-- start of Extracted material --

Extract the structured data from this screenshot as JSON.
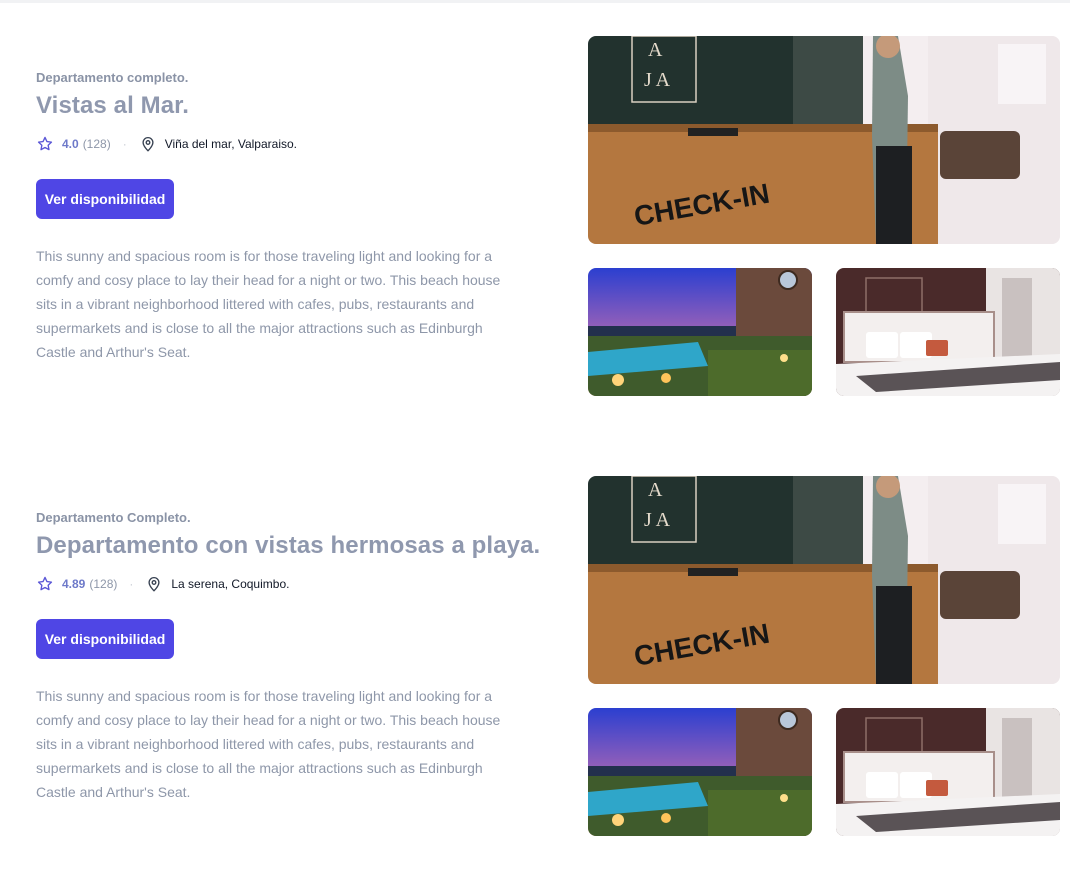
{
  "listings": [
    {
      "eyebrow": "Departamento completo.",
      "title": "Vistas al Mar.",
      "rating": "4.0",
      "reviews": "(128)",
      "separator": "·",
      "location": "Viña del mar, Valparaiso.",
      "button": "Ver disponibilidad",
      "description": "This sunny and spacious room is for those traveling light and looking for a comfy and cosy place to lay their head for a night or two. This beach house sits in a vibrant neighborhood littered with cafes, pubs, restaurants and supermarkets and is close to all the major attractions such as Edinburgh Castle and Arthur's Seat.",
      "photos": {
        "main_sign": "CHECK-IN",
        "wall_letters": [
          "A",
          "J A"
        ]
      }
    },
    {
      "eyebrow": "Departamento Completo.",
      "title": "Departamento con vistas hermosas a playa.",
      "rating": "4.89",
      "reviews": "(128)",
      "separator": "·",
      "location": "La serena, Coquimbo.",
      "button": "Ver disponibilidad",
      "description": "This sunny and spacious room is for those traveling light and looking for a comfy and cosy place to lay their head for a night or two. This beach house sits in a vibrant neighborhood littered with cafes, pubs, restaurants and supermarkets and is close to all the major attractions such as Edinburgh Castle and Arthur's Seat.",
      "photos": {
        "main_sign": "CHECK-IN",
        "wall_letters": [
          "A",
          "J A"
        ]
      }
    }
  ],
  "icons": {
    "rating": "star-icon",
    "location": "map-pin-icon"
  },
  "colors": {
    "accent": "#4f46e5",
    "rating": "#6d79c9",
    "muted_text": "#8e97a9",
    "title": "#8f98ae"
  }
}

-- end of Extracted material --

▶ **Given instruction**: Omit the pictures. Output every record above word for word.

▶ **Finished task**:
Extract the structured data from this screenshot as JSON.
{
  "listings": [
    {
      "eyebrow": "Departamento completo.",
      "title": "Vistas al Mar.",
      "rating": "4.0",
      "reviews": "(128)",
      "separator": "·",
      "location": "Viña del mar, Valparaiso.",
      "button": "Ver disponibilidad",
      "description": "This sunny and spacious room is for those traveling light and looking for a comfy and cosy place to lay their head for a night or two. This beach house sits in a vibrant neighborhood littered with cafes, pubs, restaurants and supermarkets and is close to all the major attractions such as Edinburgh Castle and Arthur's Seat.",
      "photos": {
        "main_sign": "CHECK-IN",
        "wall_letters": [
          "A",
          "J A"
        ]
      }
    },
    {
      "eyebrow": "Departamento Completo.",
      "title": "Departamento con vistas hermosas a playa.",
      "rating": "4.89",
      "reviews": "(128)",
      "separator": "·",
      "location": "La serena, Coquimbo.",
      "button": "Ver disponibilidad",
      "description": "This sunny and spacious room is for those traveling light and looking for a comfy and cosy place to lay their head for a night or two. This beach house sits in a vibrant neighborhood littered with cafes, pubs, restaurants and supermarkets and is close to all the major attractions such as Edinburgh Castle and Arthur's Seat.",
      "photos": {
        "main_sign": "CHECK-IN",
        "wall_letters": [
          "A",
          "J A"
        ]
      }
    }
  ],
  "icons": {
    "rating": "star-icon",
    "location": "map-pin-icon"
  },
  "colors": {
    "accent": "#4f46e5",
    "rating": "#6d79c9",
    "muted_text": "#8e97a9",
    "title": "#8f98ae"
  }
}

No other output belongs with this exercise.